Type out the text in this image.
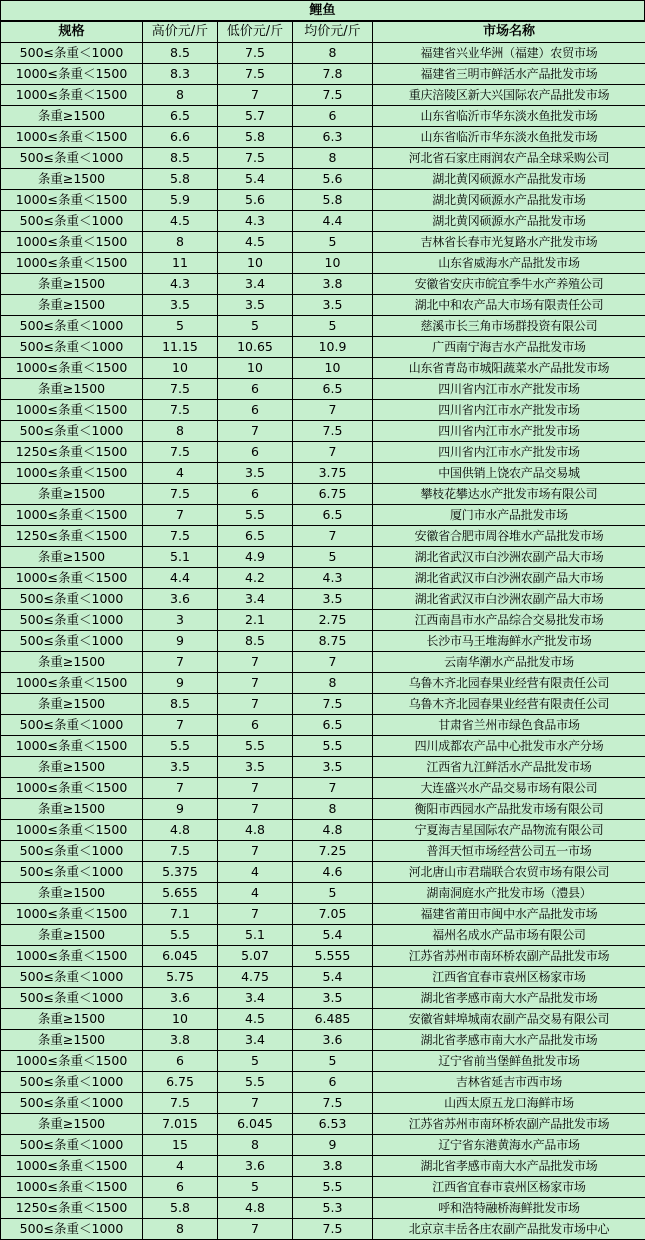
鲤鱼
规格	高价元/斤	低价元/斤	均价元/斤	市场名称
500≤条重＜1000	8.5	7.5	8	福建省兴业华洲（福建）农贸市场
1000≤条重＜1500	8.3	7.5	7.8	福建省三明市鲜活水产品批发市场
1000≤条重＜1500	8	7	7.5	重庆涪陵区新大兴国际农产品批发市场
条重≥1500	6.5	5.7	6	山东省临沂市华东淡水鱼批发市场
1000≤条重＜1500	6.6	5.8	6.3	山东省临沂市华东淡水鱼批发市场
500≤条重＜1000	8.5	7.5	8	河北省石家庄雨润农产品全球采购公司
条重≥1500	5.8	5.4	5.6	湖北黄冈硕源水产品批发市场
1000≤条重＜1500	5.9	5.6	5.8	湖北黄冈硕源水产品批发市场
500≤条重＜1000	4.5	4.3	4.4	湖北黄冈硕源水产品批发市场
1000≤条重＜1500	8	4.5	5	吉林省长春市光复路水产批发市场
1000≤条重＜1500	11	10	10	山东省威海水产品批发市场
条重≥1500	4.3	3.4	3.8	安徽省安庆市皖宜季牛水产养殖公司
条重≥1500	3.5	3.5	3.5	湖北中和农产品大市场有限责任公司
500≤条重＜1000	5	5	5	慈溪市长三角市场群投资有限公司
500≤条重＜1000	11.15	10.65	10.9	广西南宁海吉水产品批发市场
1000≤条重＜1500	10	10	10	山东省青岛市城阳蔬菜水产品批发市场
条重≥1500	7.5	6	6.5	四川省内江市水产批发市场
1000≤条重＜1500	7.5	6	7	四川省内江市水产批发市场
500≤条重＜1000	8	7	7.5	四川省内江市水产批发市场
1250≤条重＜1500	7.5	6	7	四川省内江市水产批发市场
1000≤条重＜1500	4	3.5	3.75	中国供销上饶农产品交易城
条重≥1500	7.5	6	6.75	攀枝花攀达水产批发市场有限公司
1000≤条重＜1500	7	5.5	6.5	厦门市水产品批发市场
1250≤条重＜1500	7.5	6.5	7	安徽省合肥市周谷堆水产品批发市场
条重≥1500	5.1	4.9	5	湖北省武汉市白沙洲农副产品大市场
1000≤条重＜1500	4.4	4.2	4.3	湖北省武汉市白沙洲农副产品大市场
500≤条重＜1000	3.6	3.4	3.5	湖北省武汉市白沙洲农副产品大市场
500≤条重＜1000	3	2.1	2.75	江西南昌市水产品综合交易批发市场
500≤条重＜1000	9	8.5	8.75	长沙市马王堆海鲜水产批发市场
条重≥1500	7	7	7	云南华潮水产品批发市场
1000≤条重＜1500	9	7	8	乌鲁木齐北园春果业经营有限责任公司
条重≥1500	8.5	7	7.5	乌鲁木齐北园春果业经营有限责任公司
500≤条重＜1000	7	6	6.5	甘肃省兰州市绿色食品市场
1000≤条重＜1500	5.5	5.5	5.5	四川成都农产品中心批发市水产分场
条重≥1500	3.5	3.5	3.5	江西省九江鲜活水产品批发市场
1000≤条重＜1500	7	7	7	大连盛兴水产品交易市场有限公司
条重≥1500	9	7	8	衡阳市西园水产品批发市场有限公司
1000≤条重＜1500	4.8	4.8	4.8	宁夏海吉星国际农产品物流有限公司
500≤条重＜1000	7.5	7	7.25	普洱天恒市场经营公司五一市场
500≤条重＜1000	5.375	4	4.6	河北唐山市君瑞联合农贸市场有限公司
条重≥1500	5.655	4	5	湖南洞庭水产批发市场（澧县）
1000≤条重＜1500	7.1	7	7.05	福建省莆田市闽中水产品批发市场
条重≥1500	5.5	5.1	5.4	福州名成水产品市场有限公司
1000≤条重＜1500	6.045	5.07	5.555	江苏省苏州市南环桥农副产品批发市场
500≤条重＜1000	5.75	4.75	5.4	江西省宜春市袁州区杨家市场
500≤条重＜1000	3.6	3.4	3.5	湖北省孝感市南大水产品批发市场
条重≥1500	10	4.5	6.485	安徽省蚌埠城南农副产品交易有限公司
条重≥1500	3.8	3.4	3.6	湖北省孝感市南大水产品批发市场
1000≤条重＜1500	6	5	5	辽宁省前当堡鲜鱼批发市场
500≤条重＜1000	6.75	5.5	6	吉林省延吉市西市场
500≤条重＜1000	7.5	7	7.5	山西太原五龙口海鲜市场
条重≥1500	7.015	6.045	6.53	江苏省苏州市南环桥农副产品批发市场
500≤条重＜1000	15	8	9	辽宁省东港黄海水产品市场
1000≤条重＜1500	4	3.6	3.8	湖北省孝感市南大水产品批发市场
1000≤条重＜1500	6	5	5.5	江西省宜春市袁州区杨家市场
1250≤条重＜1500	5.8	4.8	5.3	呼和浩特融桥海鲜批发市场
500≤条重＜1000	8	7	7.5	北京京丰岳各庄农副产品批发市场中心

▶ **OBJECTIVE**: Repeat the material verbatim. Do not carry over any picture.

▶ **TASK SOLUTION**:
Type out the text in this image.
鲤鱼
规格	高价元/斤	低价元/斤	均价元/斤	市场名称
500≤条重＜1000	8.5	7.5	8	福建省兴业华洲（福建）农贸市场
1000≤条重＜1500	8.3	7.5	7.8	福建省三明市鲜活水产品批发市场
1000≤条重＜1500	8	7	7.5	重庆涪陵区新大兴国际农产品批发市场
条重≥1500	6.5	5.7	6	山东省临沂市华东淡水鱼批发市场
1000≤条重＜1500	6.6	5.8	6.3	山东省临沂市华东淡水鱼批发市场
500≤条重＜1000	8.5	7.5	8	河北省石家庄雨润农产品全球采购公司
条重≥1500	5.8	5.4	5.6	湖北黄冈硕源水产品批发市场
1000≤条重＜1500	5.9	5.6	5.8	湖北黄冈硕源水产品批发市场
500≤条重＜1000	4.5	4.3	4.4	湖北黄冈硕源水产品批发市场
1000≤条重＜1500	8	4.5	5	吉林省长春市光复路水产批发市场
1000≤条重＜1500	11	10	10	山东省威海水产品批发市场
条重≥1500	4.3	3.4	3.8	安徽省安庆市皖宜季牛水产养殖公司
条重≥1500	3.5	3.5	3.5	湖北中和农产品大市场有限责任公司
500≤条重＜1000	5	5	5	慈溪市长三角市场群投资有限公司
500≤条重＜1000	11.15	10.65	10.9	广西南宁海吉水产品批发市场
1000≤条重＜1500	10	10	10	山东省青岛市城阳蔬菜水产品批发市场
条重≥1500	7.5	6	6.5	四川省内江市水产批发市场
1000≤条重＜1500	7.5	6	7	四川省内江市水产批发市场
500≤条重＜1000	8	7	7.5	四川省内江市水产批发市场
1250≤条重＜1500	7.5	6	7	四川省内江市水产批发市场
1000≤条重＜1500	4	3.5	3.75	中国供销上饶农产品交易城
条重≥1500	7.5	6	6.75	攀枝花攀达水产批发市场有限公司
1000≤条重＜1500	7	5.5	6.5	厦门市水产品批发市场
1250≤条重＜1500	7.5	6.5	7	安徽省合肥市周谷堆水产品批发市场
条重≥1500	5.1	4.9	5	湖北省武汉市白沙洲农副产品大市场
1000≤条重＜1500	4.4	4.2	4.3	湖北省武汉市白沙洲农副产品大市场
500≤条重＜1000	3.6	3.4	3.5	湖北省武汉市白沙洲农副产品大市场
500≤条重＜1000	3	2.1	2.75	江西南昌市水产品综合交易批发市场
500≤条重＜1000	9	8.5	8.75	长沙市马王堆海鲜水产批发市场
条重≥1500	7	7	7	云南华潮水产品批发市场
1000≤条重＜1500	9	7	8	乌鲁木齐北园春果业经营有限责任公司
条重≥1500	8.5	7	7.5	乌鲁木齐北园春果业经营有限责任公司
500≤条重＜1000	7	6	6.5	甘肃省兰州市绿色食品市场
1000≤条重＜1500	5.5	5.5	5.5	四川成都农产品中心批发市水产分场
条重≥1500	3.5	3.5	3.5	江西省九江鲜活水产品批发市场
1000≤条重＜1500	7	7	7	大连盛兴水产品交易市场有限公司
条重≥1500	9	7	8	衡阳市西园水产品批发市场有限公司
1000≤条重＜1500	4.8	4.8	4.8	宁夏海吉星国际农产品物流有限公司
500≤条重＜1000	7.5	7	7.25	普洱天恒市场经营公司五一市场
500≤条重＜1000	5.375	4	4.6	河北唐山市君瑞联合农贸市场有限公司
条重≥1500	5.655	4	5	湖南洞庭水产批发市场（澧县）
1000≤条重＜1500	7.1	7	7.05	福建省莆田市闽中水产品批发市场
条重≥1500	5.5	5.1	5.4	福州名成水产品市场有限公司
1000≤条重＜1500	6.045	5.07	5.555	江苏省苏州市南环桥农副产品批发市场
500≤条重＜1000	5.75	4.75	5.4	江西省宜春市袁州区杨家市场
500≤条重＜1000	3.6	3.4	3.5	湖北省孝感市南大水产品批发市场
条重≥1500	10	4.5	6.485	安徽省蚌埠城南农副产品交易有限公司
条重≥1500	3.8	3.4	3.6	湖北省孝感市南大水产品批发市场
1000≤条重＜1500	6	5	5	辽宁省前当堡鲜鱼批发市场
500≤条重＜1000	6.75	5.5	6	吉林省延吉市西市场
500≤条重＜1000	7.5	7	7.5	山西太原五龙口海鲜市场
条重≥1500	7.015	6.045	6.53	江苏省苏州市南环桥农副产品批发市场
500≤条重＜1000	15	8	9	辽宁省东港黄海水产品市场
1000≤条重＜1500	4	3.6	3.8	湖北省孝感市南大水产品批发市场
1000≤条重＜1500	6	5	5.5	江西省宜春市袁州区杨家市场
1250≤条重＜1500	5.8	4.8	5.3	呼和浩特融桥海鲜批发市场
500≤条重＜1000	8	7	7.5	北京京丰岳各庄农副产品批发市场中心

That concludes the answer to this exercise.